→ **Goal of the exercise**
Sort through the entries below and pull out lines containing the word "Mutatie".

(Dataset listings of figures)
..............................

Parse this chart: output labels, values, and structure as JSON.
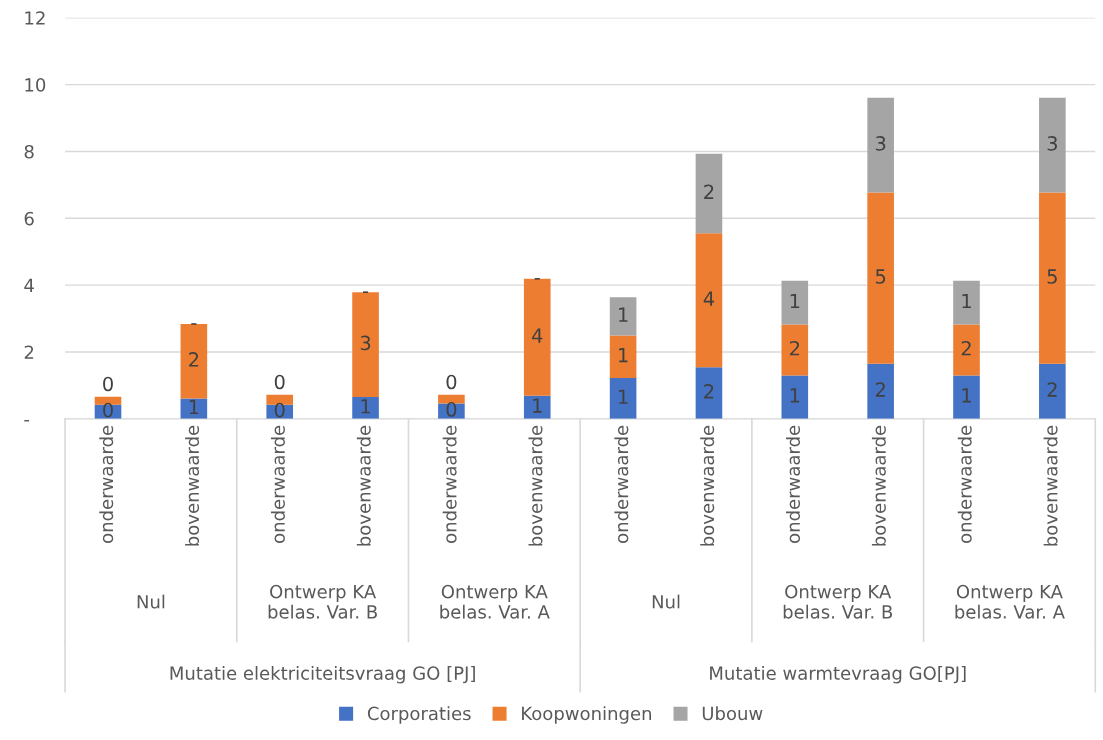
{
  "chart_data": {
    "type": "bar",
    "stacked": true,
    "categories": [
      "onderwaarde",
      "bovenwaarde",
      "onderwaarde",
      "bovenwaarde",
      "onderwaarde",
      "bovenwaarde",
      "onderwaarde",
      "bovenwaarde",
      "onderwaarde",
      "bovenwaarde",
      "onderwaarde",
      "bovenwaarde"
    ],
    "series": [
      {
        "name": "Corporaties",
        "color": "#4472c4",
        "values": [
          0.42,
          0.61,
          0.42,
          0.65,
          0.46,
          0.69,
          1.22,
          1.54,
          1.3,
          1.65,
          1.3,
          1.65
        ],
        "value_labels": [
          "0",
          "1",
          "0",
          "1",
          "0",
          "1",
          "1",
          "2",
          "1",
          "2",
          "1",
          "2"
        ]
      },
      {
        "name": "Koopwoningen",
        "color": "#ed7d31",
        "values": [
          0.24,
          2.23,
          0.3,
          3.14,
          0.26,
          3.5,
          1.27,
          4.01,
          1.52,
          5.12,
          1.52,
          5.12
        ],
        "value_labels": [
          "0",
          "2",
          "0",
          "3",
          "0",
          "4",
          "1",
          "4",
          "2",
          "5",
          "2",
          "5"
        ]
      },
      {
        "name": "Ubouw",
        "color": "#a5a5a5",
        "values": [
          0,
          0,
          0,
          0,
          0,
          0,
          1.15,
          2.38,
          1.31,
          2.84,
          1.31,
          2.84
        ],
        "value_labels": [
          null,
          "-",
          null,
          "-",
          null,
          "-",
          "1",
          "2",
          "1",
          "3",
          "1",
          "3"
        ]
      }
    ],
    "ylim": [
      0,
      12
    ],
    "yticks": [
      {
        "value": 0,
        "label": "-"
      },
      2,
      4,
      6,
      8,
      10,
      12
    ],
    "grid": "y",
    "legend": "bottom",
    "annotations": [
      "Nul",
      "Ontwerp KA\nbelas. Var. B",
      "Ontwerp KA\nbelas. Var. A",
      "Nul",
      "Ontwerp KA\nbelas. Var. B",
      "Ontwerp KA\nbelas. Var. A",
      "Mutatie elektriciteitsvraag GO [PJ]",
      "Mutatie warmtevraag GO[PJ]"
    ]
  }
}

..............................

→ **Task output**
      "Mutatie elektriciteitsvraag GO [PJ]",
      "Mutatie warmtevraag GO[PJ]"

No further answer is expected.